» **Dataset excerpts**
.....
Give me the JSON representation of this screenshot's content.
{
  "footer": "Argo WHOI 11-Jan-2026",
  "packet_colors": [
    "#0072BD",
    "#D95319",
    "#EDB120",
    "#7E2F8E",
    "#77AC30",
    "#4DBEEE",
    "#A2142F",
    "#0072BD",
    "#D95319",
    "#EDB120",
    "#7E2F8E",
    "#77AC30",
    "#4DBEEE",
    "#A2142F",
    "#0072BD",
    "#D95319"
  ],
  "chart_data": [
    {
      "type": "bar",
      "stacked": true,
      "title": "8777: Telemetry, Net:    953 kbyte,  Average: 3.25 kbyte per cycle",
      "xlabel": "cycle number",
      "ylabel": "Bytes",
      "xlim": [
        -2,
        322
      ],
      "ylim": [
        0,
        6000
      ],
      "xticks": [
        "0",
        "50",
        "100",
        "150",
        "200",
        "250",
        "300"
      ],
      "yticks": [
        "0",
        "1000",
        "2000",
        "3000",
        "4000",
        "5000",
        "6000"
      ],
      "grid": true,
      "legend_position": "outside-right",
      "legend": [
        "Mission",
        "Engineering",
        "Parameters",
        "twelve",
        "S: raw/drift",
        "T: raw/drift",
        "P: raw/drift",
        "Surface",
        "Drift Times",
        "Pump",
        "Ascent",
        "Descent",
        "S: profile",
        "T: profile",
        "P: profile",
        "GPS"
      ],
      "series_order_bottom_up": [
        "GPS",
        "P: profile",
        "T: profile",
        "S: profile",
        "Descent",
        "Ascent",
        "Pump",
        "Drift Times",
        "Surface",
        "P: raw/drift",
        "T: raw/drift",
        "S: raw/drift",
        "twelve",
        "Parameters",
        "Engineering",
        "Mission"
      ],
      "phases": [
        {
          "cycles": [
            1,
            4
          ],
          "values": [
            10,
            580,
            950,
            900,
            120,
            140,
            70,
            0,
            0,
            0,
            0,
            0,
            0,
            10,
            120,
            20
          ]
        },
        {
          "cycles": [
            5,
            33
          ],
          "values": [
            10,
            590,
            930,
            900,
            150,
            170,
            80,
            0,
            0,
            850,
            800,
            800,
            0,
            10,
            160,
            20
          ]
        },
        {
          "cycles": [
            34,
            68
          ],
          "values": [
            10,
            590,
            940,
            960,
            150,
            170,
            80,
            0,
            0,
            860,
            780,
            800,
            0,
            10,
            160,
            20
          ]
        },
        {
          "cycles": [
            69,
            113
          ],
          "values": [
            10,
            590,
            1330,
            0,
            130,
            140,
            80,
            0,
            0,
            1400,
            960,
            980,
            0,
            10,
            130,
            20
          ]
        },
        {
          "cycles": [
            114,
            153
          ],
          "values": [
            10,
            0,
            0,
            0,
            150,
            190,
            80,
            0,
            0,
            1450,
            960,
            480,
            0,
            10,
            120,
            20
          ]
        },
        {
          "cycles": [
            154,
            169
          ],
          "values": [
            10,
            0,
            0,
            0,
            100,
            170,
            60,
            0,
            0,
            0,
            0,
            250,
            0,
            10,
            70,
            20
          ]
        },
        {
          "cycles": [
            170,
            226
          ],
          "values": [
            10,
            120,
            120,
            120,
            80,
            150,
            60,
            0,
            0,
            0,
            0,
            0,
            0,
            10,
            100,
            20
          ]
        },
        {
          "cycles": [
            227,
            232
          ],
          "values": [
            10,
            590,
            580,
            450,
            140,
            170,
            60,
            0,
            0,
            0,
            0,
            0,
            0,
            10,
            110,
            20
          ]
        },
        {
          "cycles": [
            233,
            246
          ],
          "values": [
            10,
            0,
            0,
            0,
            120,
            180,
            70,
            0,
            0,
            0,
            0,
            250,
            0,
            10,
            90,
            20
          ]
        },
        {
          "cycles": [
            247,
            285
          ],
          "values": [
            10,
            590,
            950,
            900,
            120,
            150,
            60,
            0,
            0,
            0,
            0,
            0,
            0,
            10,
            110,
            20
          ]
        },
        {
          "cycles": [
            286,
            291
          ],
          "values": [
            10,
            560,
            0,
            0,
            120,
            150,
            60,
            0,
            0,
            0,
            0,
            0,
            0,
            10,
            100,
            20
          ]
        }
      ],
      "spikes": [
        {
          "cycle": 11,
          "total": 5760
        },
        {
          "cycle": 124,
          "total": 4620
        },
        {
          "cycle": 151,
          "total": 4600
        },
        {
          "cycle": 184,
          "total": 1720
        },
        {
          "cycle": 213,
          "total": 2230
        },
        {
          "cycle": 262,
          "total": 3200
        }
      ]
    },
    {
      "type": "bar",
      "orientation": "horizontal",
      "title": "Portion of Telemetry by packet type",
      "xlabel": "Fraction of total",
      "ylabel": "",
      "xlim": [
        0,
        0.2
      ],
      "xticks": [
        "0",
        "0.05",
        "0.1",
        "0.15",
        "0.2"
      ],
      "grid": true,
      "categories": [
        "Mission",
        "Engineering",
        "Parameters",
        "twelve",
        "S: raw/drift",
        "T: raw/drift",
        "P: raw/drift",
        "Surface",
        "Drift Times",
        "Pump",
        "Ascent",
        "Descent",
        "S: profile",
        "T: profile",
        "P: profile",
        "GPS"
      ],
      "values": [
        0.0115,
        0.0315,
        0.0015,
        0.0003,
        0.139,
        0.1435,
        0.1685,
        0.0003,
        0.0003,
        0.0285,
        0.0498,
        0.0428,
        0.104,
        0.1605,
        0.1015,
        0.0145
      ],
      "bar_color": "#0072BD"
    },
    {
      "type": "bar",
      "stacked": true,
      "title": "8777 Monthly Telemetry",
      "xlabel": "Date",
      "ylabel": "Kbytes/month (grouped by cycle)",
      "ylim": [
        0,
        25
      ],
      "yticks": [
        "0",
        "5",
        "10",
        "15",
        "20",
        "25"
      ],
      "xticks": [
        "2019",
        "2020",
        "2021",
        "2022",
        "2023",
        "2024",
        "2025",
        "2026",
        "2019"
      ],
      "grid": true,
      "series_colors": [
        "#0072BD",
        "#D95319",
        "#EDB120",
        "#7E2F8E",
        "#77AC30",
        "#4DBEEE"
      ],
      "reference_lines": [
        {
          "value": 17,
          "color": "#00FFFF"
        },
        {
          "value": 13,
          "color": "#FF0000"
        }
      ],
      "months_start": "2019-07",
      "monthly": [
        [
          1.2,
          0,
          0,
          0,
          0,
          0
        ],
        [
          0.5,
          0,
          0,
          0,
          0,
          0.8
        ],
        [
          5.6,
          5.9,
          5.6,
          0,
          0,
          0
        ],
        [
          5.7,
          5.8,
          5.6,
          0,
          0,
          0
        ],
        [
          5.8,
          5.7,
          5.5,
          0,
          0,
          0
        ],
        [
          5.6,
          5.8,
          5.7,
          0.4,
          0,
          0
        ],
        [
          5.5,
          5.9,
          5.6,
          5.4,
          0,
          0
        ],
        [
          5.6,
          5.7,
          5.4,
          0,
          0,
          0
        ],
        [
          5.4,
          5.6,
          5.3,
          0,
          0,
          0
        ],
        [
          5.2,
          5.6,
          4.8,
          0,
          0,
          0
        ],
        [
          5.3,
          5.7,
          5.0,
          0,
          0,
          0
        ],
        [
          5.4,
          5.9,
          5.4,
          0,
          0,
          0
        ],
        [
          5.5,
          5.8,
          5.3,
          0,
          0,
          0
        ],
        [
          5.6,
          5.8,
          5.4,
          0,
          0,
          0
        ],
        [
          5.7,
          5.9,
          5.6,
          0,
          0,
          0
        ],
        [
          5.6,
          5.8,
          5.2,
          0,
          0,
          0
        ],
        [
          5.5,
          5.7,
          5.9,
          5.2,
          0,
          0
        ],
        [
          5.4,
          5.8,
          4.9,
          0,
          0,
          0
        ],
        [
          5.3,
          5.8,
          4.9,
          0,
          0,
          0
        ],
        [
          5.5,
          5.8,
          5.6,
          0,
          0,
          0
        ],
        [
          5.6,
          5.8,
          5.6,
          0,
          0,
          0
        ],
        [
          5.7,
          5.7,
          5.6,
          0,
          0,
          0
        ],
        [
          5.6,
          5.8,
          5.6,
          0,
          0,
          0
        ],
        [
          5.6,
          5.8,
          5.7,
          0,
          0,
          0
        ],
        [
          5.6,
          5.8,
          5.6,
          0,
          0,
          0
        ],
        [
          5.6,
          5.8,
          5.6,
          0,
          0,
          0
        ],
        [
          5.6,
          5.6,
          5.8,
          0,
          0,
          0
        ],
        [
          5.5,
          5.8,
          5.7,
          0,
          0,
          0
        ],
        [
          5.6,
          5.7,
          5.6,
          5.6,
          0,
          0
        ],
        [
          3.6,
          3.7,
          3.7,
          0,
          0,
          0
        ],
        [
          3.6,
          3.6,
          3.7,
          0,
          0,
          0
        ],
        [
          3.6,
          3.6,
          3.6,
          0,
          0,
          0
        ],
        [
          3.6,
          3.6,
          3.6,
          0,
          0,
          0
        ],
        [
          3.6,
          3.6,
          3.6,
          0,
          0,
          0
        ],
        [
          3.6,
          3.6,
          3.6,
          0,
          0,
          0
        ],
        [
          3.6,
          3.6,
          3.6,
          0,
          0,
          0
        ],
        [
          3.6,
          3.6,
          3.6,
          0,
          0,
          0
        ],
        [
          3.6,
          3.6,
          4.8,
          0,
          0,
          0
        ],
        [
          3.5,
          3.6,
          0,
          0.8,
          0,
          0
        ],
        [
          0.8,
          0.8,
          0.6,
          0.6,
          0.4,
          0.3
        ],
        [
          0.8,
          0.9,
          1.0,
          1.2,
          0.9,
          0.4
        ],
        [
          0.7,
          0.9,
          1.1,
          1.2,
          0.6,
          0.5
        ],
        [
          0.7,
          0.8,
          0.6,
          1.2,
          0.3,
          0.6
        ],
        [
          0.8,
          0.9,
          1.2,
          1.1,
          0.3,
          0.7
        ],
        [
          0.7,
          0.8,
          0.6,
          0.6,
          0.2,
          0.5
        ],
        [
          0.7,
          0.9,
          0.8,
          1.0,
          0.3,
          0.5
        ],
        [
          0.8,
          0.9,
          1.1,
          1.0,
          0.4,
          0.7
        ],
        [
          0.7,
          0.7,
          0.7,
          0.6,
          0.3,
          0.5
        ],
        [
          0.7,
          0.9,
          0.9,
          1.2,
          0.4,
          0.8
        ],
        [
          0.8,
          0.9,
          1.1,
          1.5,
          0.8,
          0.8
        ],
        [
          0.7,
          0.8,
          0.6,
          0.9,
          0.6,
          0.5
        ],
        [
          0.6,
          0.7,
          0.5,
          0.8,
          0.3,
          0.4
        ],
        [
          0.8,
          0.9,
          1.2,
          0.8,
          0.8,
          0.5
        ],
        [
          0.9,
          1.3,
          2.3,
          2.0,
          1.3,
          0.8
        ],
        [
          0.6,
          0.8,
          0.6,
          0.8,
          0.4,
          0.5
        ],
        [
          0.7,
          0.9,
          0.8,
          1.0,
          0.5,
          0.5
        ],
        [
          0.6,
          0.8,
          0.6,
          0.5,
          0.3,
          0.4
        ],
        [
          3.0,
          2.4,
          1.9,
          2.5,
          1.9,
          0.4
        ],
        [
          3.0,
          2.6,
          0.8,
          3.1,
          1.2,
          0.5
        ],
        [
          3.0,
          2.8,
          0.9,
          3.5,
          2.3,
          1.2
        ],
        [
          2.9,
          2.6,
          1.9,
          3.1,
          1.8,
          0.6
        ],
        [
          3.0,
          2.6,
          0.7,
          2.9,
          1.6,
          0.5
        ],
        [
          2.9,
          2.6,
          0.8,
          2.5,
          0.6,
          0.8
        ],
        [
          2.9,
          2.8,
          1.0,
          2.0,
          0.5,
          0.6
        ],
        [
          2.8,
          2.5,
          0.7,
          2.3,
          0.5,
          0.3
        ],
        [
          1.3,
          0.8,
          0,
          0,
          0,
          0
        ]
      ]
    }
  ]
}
.....
» **Job**
For the listing above, give the number of lines in which the string "xlabel" occurs, and nothing else.

» **Output of the task**
3